Task to complete
Pick out every line in the data below that holds "hour".

Saved entries
▼

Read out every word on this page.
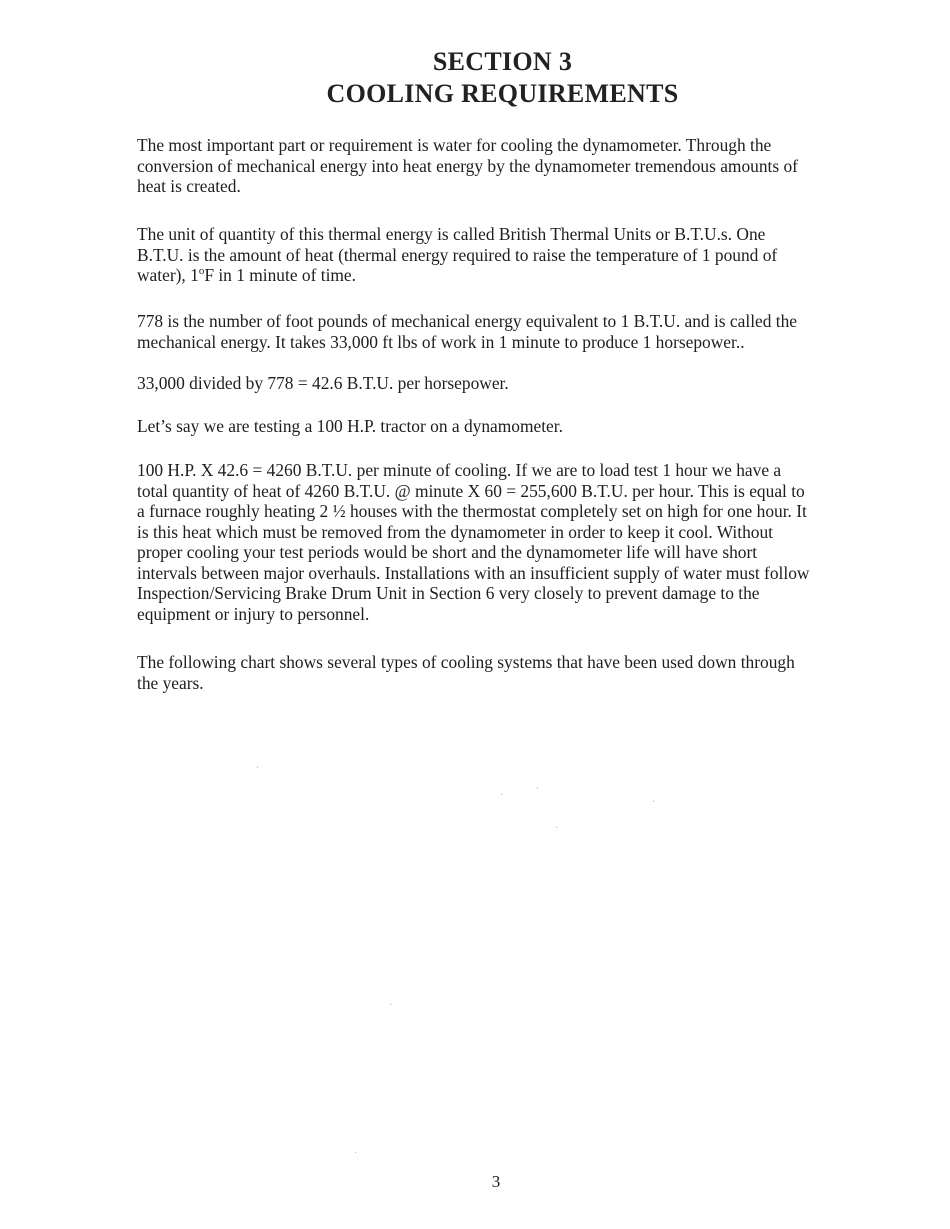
SECTION 3
COOLING REQUIREMENTS
The most important part or requirement is water for cooling the dynamometer. Through the
conversion of mechanical energy into heat energy by the dynamometer tremendous amounts of
heat is created.
The unit of quantity of this thermal energy is called British Thermal Units or B.T.U.s. One
B.T.U. is the amount of heat (thermal energy required to raise the temperature of 1 pound of
water), 1$^o$F in 1 minute of time.
778 is the number of foot pounds of mechanical energy equivalent to 1 B.T.U. and is called the
mechanical energy. It takes 33,000 ft lbs of work in 1 minute to produce 1 horsepower..
33,000 divided by 778 = 42.6 B.T.U. per horsepower.
Let’s say we are testing a 100 H.P. tractor on a dynamometer.
100 H.P. X 42.6 = 4260 B.T.U. per minute of cooling. If we are to load test 1 hour we have a
total quantity of heat of 4260 B.T.U. @ minute X 60 = 255,600 B.T.U. per hour. This is equal to
a furnace roughly heating 2 ½ houses with the thermostat completely set on high for one hour. It
is this heat which must be removed from the dynamometer in order to keep it cool. Without
proper cooling your test periods would be short and the dynamometer life will have short
intervals between major overhauls. Installations with an insufficient supply of water must follow
Inspection/Servicing Brake Drum Unit in Section 6 very closely to prevent damage to the
equipment or injury to personnel.
The following chart shows several types of cooling systems that have been used down through
the years.
·
·
·
·
·
·
·
3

▲

The result
100 H.P. X 42.6 = 4260 B.T.U. per minute of cooling. If we are to load test 1 hour we have a
total quantity of heat of 4260 B.T.U. @ minute X 60 = 255,600 B.T.U. per hour. This is equal to
a furnace roughly heating 2 ½ houses with the thermostat completely set on high for one hour. It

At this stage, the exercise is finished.